Copy every line of the entries that includes the word "JSON".

━━ Information given

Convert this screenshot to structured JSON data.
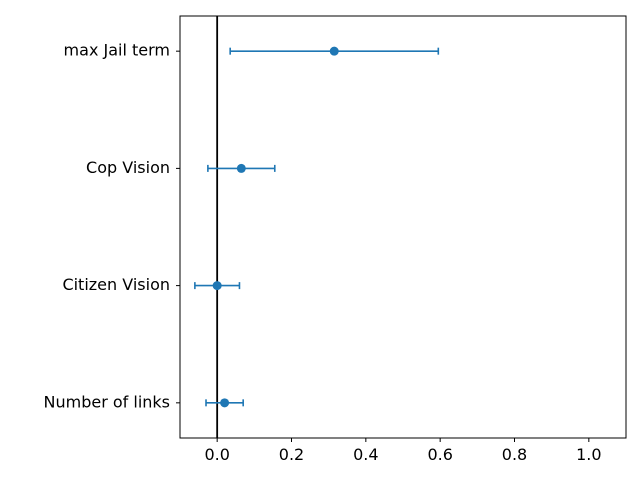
{
  "chart_data": {
    "type": "scatter",
    "subtype": "errorbar-forest",
    "categories": [
      "Number of links",
      "Citizen Vision",
      "Cop Vision",
      "max Jail term"
    ],
    "series": [
      {
        "values": [
          0.02,
          0.0,
          0.065,
          0.315
        ],
        "lower": [
          -0.03,
          -0.06,
          -0.025,
          0.035
        ],
        "upper": [
          0.07,
          0.06,
          0.155,
          0.595
        ]
      }
    ],
    "reference_line_x": 0.0,
    "xlim": [
      -0.1,
      1.1
    ],
    "xticks": [
      "0.0",
      "0.2",
      "0.4",
      "0.6",
      "0.8",
      "1.0"
    ],
    "title": "",
    "xlabel": "",
    "ylabel": "",
    "grid": false,
    "colors": {
      "series": "#1f77b4",
      "reference_line": "#000000",
      "axes": "#000000"
    }
  }
}
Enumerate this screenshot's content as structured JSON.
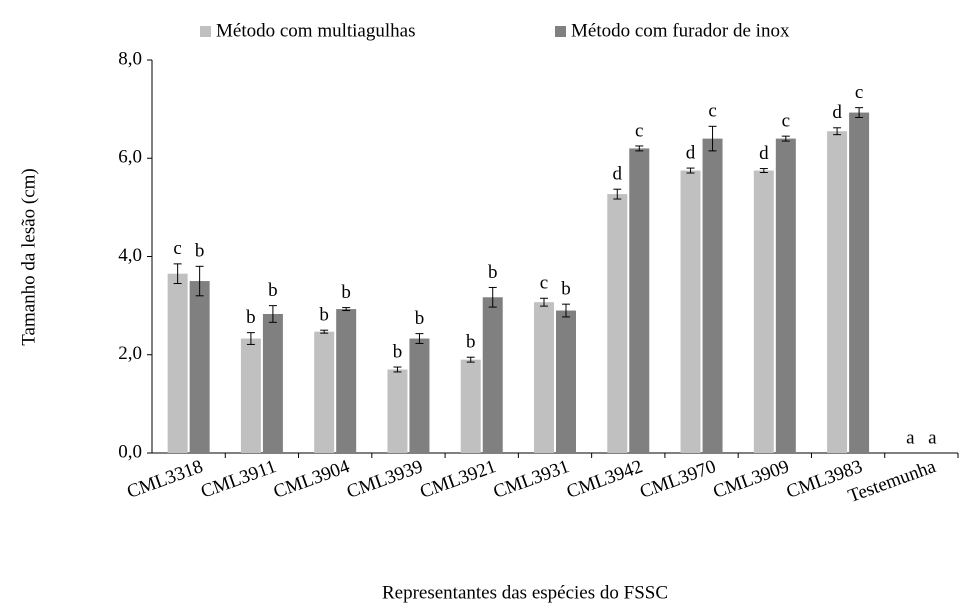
{
  "chart_data": {
    "type": "bar",
    "x_label": "Representantes das espécies do FSSC",
    "y_label": "Tamanho da lesão (cm)",
    "categories": [
      "CML3318",
      "CML3911",
      "CML3904",
      "CML3939",
      "CML3921",
      "CML3931",
      "CML3942",
      "CML3970",
      "CML3909",
      "CML3983",
      "Testemunha"
    ],
    "series": [
      {
        "name": "Método com multiagulhas",
        "color": "#c0c0c0",
        "values": [
          3.65,
          2.33,
          2.47,
          1.7,
          1.9,
          3.07,
          5.27,
          5.75,
          5.75,
          6.55,
          0
        ],
        "errors": [
          0.2,
          0.12,
          0.03,
          0.05,
          0.05,
          0.08,
          0.1,
          0.05,
          0.04,
          0.07,
          0
        ],
        "letters": [
          "c",
          "b",
          "b",
          "b",
          "b",
          "c",
          "d",
          "d",
          "d",
          "d",
          "a"
        ]
      },
      {
        "name": "Método com furador de inox",
        "color": "#808080",
        "values": [
          3.5,
          2.83,
          2.93,
          2.33,
          3.17,
          2.9,
          6.2,
          6.4,
          6.4,
          6.93,
          0
        ],
        "errors": [
          0.3,
          0.17,
          0.03,
          0.1,
          0.2,
          0.13,
          0.05,
          0.25,
          0.05,
          0.1,
          0
        ],
        "letters": [
          "b",
          "b",
          "b",
          "b",
          "b",
          "b",
          "c",
          "c",
          "c",
          "c",
          "a"
        ]
      }
    ],
    "ylim": [
      0,
      8
    ],
    "yticks": [
      {
        "value": 0,
        "label": "0,0"
      },
      {
        "value": 2,
        "label": "2,0"
      },
      {
        "value": 4,
        "label": "4,0"
      },
      {
        "value": 6,
        "label": "6,0"
      },
      {
        "value": 8,
        "label": "8,0"
      }
    ],
    "grid": false,
    "legend": "top"
  }
}
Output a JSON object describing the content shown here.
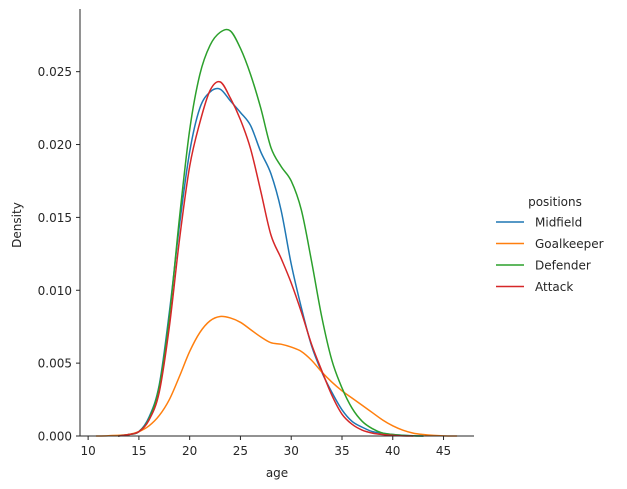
{
  "chart_data": {
    "type": "line",
    "title": "",
    "xlabel": "age",
    "ylabel": "Density",
    "xlim": [
      9.2,
      48.0
    ],
    "ylim": [
      0,
      0.0293
    ],
    "xticks": [
      10,
      15,
      20,
      25,
      30,
      35,
      40,
      45
    ],
    "xtick_labels": [
      "10",
      "15",
      "20",
      "25",
      "30",
      "35",
      "40",
      "45"
    ],
    "yticks": [
      0,
      0.005,
      0.01,
      0.015,
      0.02,
      0.025
    ],
    "ytick_labels": [
      "0.000",
      "0.005",
      "0.010",
      "0.015",
      "0.020",
      "0.025"
    ],
    "grid": false,
    "legend": {
      "title": "positions",
      "placement": "right"
    },
    "series": [
      {
        "name": "Midfield",
        "color": "#1f77b4",
        "x": [
          13,
          14,
          15,
          16,
          17,
          18,
          19,
          20,
          21,
          22,
          23,
          24,
          25,
          26,
          27,
          28,
          29,
          30,
          31,
          32,
          33,
          34,
          35,
          36,
          37,
          38,
          39,
          40,
          41,
          42,
          43
        ],
        "y": [
          0.0,
          0.0001,
          0.0003,
          0.0013,
          0.0035,
          0.0085,
          0.0145,
          0.0195,
          0.0225,
          0.0236,
          0.0238,
          0.023,
          0.0222,
          0.0213,
          0.0195,
          0.018,
          0.0155,
          0.0118,
          0.0088,
          0.0062,
          0.0044,
          0.003,
          0.0018,
          0.001,
          0.0006,
          0.0003,
          0.0002,
          0.0001,
          5e-05,
          2e-05,
          0.0
        ]
      },
      {
        "name": "Goalkeeper",
        "color": "#ff7f0e",
        "x": [
          10.8,
          12,
          14,
          15,
          16,
          17,
          18,
          19,
          20,
          21,
          22,
          23,
          24,
          25,
          26,
          27,
          28,
          29,
          30,
          31,
          32,
          33,
          34,
          35,
          36,
          37,
          38,
          39,
          40,
          41,
          42,
          43,
          44,
          45,
          46.3
        ],
        "y": [
          0.0,
          2e-05,
          0.0001,
          0.0003,
          0.0007,
          0.0014,
          0.0025,
          0.0041,
          0.0058,
          0.0071,
          0.0079,
          0.0082,
          0.0081,
          0.0078,
          0.0073,
          0.0068,
          0.0064,
          0.0063,
          0.0061,
          0.0058,
          0.0052,
          0.0044,
          0.0037,
          0.0031,
          0.0026,
          0.0021,
          0.0016,
          0.0011,
          0.0007,
          0.0004,
          0.0002,
          0.0001,
          4e-05,
          1e-05,
          0.0
        ]
      },
      {
        "name": "Defender",
        "color": "#2ca02c",
        "x": [
          13,
          14,
          15,
          16,
          17,
          18,
          19,
          20,
          21,
          22,
          23,
          24,
          25,
          26,
          27,
          28,
          29,
          30,
          31,
          32,
          33,
          34,
          35,
          36,
          37,
          38,
          39,
          40,
          41,
          42,
          43
        ],
        "y": [
          0.0,
          0.0001,
          0.0003,
          0.0012,
          0.0034,
          0.0082,
          0.015,
          0.021,
          0.0248,
          0.0268,
          0.0277,
          0.0278,
          0.0266,
          0.0248,
          0.0225,
          0.0198,
          0.0185,
          0.0175,
          0.0155,
          0.012,
          0.0082,
          0.0052,
          0.0033,
          0.0019,
          0.001,
          0.0005,
          0.0002,
          0.0001,
          4e-05,
          1e-05,
          0.0
        ]
      },
      {
        "name": "Attack",
        "color": "#d62728",
        "x": [
          13,
          14,
          15,
          16,
          17,
          18,
          19,
          20,
          21,
          22,
          23,
          24,
          25,
          26,
          27,
          28,
          29,
          30,
          31,
          32,
          33,
          34,
          35,
          36,
          37,
          38,
          39,
          40,
          41,
          42
        ],
        "y": [
          0.0,
          0.0001,
          0.0003,
          0.0011,
          0.003,
          0.0075,
          0.0135,
          0.0185,
          0.0215,
          0.0237,
          0.0243,
          0.0232,
          0.0217,
          0.0197,
          0.0168,
          0.0138,
          0.0122,
          0.0105,
          0.0085,
          0.0063,
          0.0045,
          0.0028,
          0.0015,
          0.0008,
          0.0004,
          0.0002,
          0.0001,
          4e-05,
          1e-05,
          0.0
        ]
      }
    ]
  }
}
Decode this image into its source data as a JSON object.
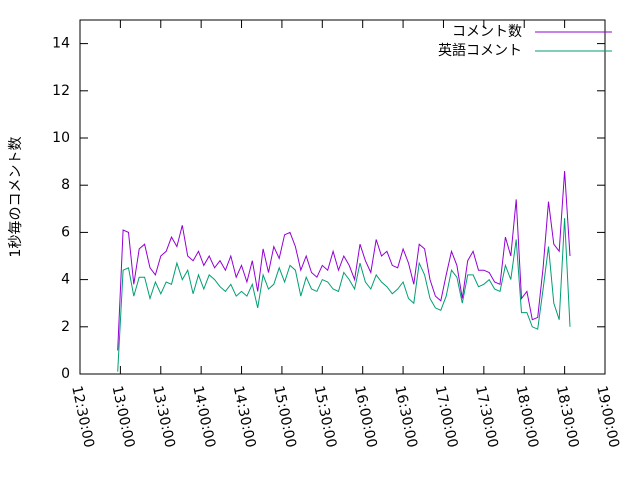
{
  "chart_data": {
    "type": "line",
    "ylabel": "1秒毎のコメント数",
    "x": [
      "12:58:00",
      "13:02:00",
      "13:06:00",
      "13:10:00",
      "13:14:00",
      "13:18:00",
      "13:22:00",
      "13:26:00",
      "13:30:00",
      "13:34:00",
      "13:38:00",
      "13:42:00",
      "13:46:00",
      "13:50:00",
      "13:54:00",
      "13:58:00",
      "14:02:00",
      "14:06:00",
      "14:10:00",
      "14:14:00",
      "14:18:00",
      "14:22:00",
      "14:26:00",
      "14:30:00",
      "14:34:00",
      "14:38:00",
      "14:42:00",
      "14:46:00",
      "14:50:00",
      "14:54:00",
      "14:58:00",
      "15:02:00",
      "15:06:00",
      "15:10:00",
      "15:14:00",
      "15:18:00",
      "15:22:00",
      "15:26:00",
      "15:30:00",
      "15:34:00",
      "15:38:00",
      "15:42:00",
      "15:46:00",
      "15:50:00",
      "15:54:00",
      "15:58:00",
      "16:02:00",
      "16:06:00",
      "16:10:00",
      "16:14:00",
      "16:18:00",
      "16:22:00",
      "16:26:00",
      "16:30:00",
      "16:34:00",
      "16:38:00",
      "16:42:00",
      "16:46:00",
      "16:50:00",
      "16:54:00",
      "16:58:00",
      "17:02:00",
      "17:06:00",
      "17:10:00",
      "17:14:00",
      "17:18:00",
      "17:22:00",
      "17:26:00",
      "17:30:00",
      "17:34:00",
      "17:38:00",
      "17:42:00",
      "17:46:00",
      "17:50:00",
      "17:54:00",
      "17:58:00",
      "18:02:00",
      "18:06:00",
      "18:10:00",
      "18:14:00",
      "18:18:00",
      "18:22:00",
      "18:26:00",
      "18:30:00",
      "18:34:00"
    ],
    "series": [
      {
        "name": "コメント数",
        "color": "#9400d3",
        "values": [
          1.0,
          6.1,
          6.0,
          3.8,
          5.3,
          5.5,
          4.5,
          4.2,
          5.0,
          5.2,
          5.8,
          5.4,
          6.3,
          5.0,
          4.8,
          5.2,
          4.6,
          5.0,
          4.5,
          4.8,
          4.4,
          5.0,
          4.1,
          4.6,
          3.9,
          4.8,
          3.5,
          5.3,
          4.3,
          5.4,
          4.9,
          5.9,
          6.0,
          5.4,
          4.4,
          5.0,
          4.3,
          4.1,
          4.6,
          4.4,
          5.2,
          4.4,
          5.0,
          4.6,
          4.0,
          5.5,
          4.8,
          4.3,
          5.7,
          5.0,
          5.2,
          4.6,
          4.5,
          5.3,
          4.7,
          3.8,
          5.5,
          5.3,
          4.0,
          3.3,
          3.1,
          4.2,
          5.2,
          4.6,
          3.2,
          4.8,
          5.2,
          4.4,
          4.4,
          4.3,
          3.9,
          3.8,
          5.8,
          5.0,
          7.4,
          3.2,
          3.5,
          2.3,
          2.4,
          4.5,
          7.3,
          5.5,
          5.2,
          8.6,
          5.0
        ]
      },
      {
        "name": "英語コメント",
        "color": "#009e73",
        "values": [
          0.1,
          4.4,
          4.5,
          3.3,
          4.1,
          4.1,
          3.2,
          3.9,
          3.4,
          3.9,
          3.8,
          4.7,
          4.0,
          4.4,
          3.4,
          4.2,
          3.6,
          4.2,
          4.0,
          3.7,
          3.5,
          3.8,
          3.3,
          3.5,
          3.3,
          3.8,
          2.8,
          4.2,
          3.6,
          3.8,
          4.5,
          3.9,
          4.6,
          4.4,
          3.3,
          4.1,
          3.6,
          3.5,
          4.0,
          3.9,
          3.6,
          3.5,
          4.3,
          4.0,
          3.6,
          4.7,
          3.9,
          3.6,
          4.2,
          3.9,
          3.7,
          3.4,
          3.6,
          3.9,
          3.2,
          3.0,
          4.7,
          4.2,
          3.2,
          2.8,
          2.7,
          3.3,
          4.4,
          4.1,
          3.0,
          4.2,
          4.2,
          3.7,
          3.8,
          4.0,
          3.6,
          3.5,
          4.6,
          4.0,
          5.7,
          2.6,
          2.6,
          2.0,
          1.9,
          3.6,
          5.4,
          3.0,
          2.3,
          6.6,
          2.0
        ]
      }
    ],
    "xlim": [
      "12:30:00",
      "19:00:00"
    ],
    "xticks": [
      "12:30:00",
      "13:00:00",
      "13:30:00",
      "14:00:00",
      "14:30:00",
      "15:00:00",
      "15:30:00",
      "16:00:00",
      "16:30:00",
      "17:00:00",
      "17:30:00",
      "18:00:00",
      "18:30:00",
      "19:00:00"
    ],
    "ylim": [
      0,
      15
    ],
    "yticks": [
      0,
      2,
      4,
      6,
      8,
      10,
      12,
      14
    ],
    "grid": false,
    "legend": "top-right"
  }
}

━━━━

▶ **Solution below**:
Convert this screenshot to structured JSON data.
Enumerate this screenshot's content as structured JSON.
Output a JSON object describing the content shown here.
Decode this image into its source data as a JSON object.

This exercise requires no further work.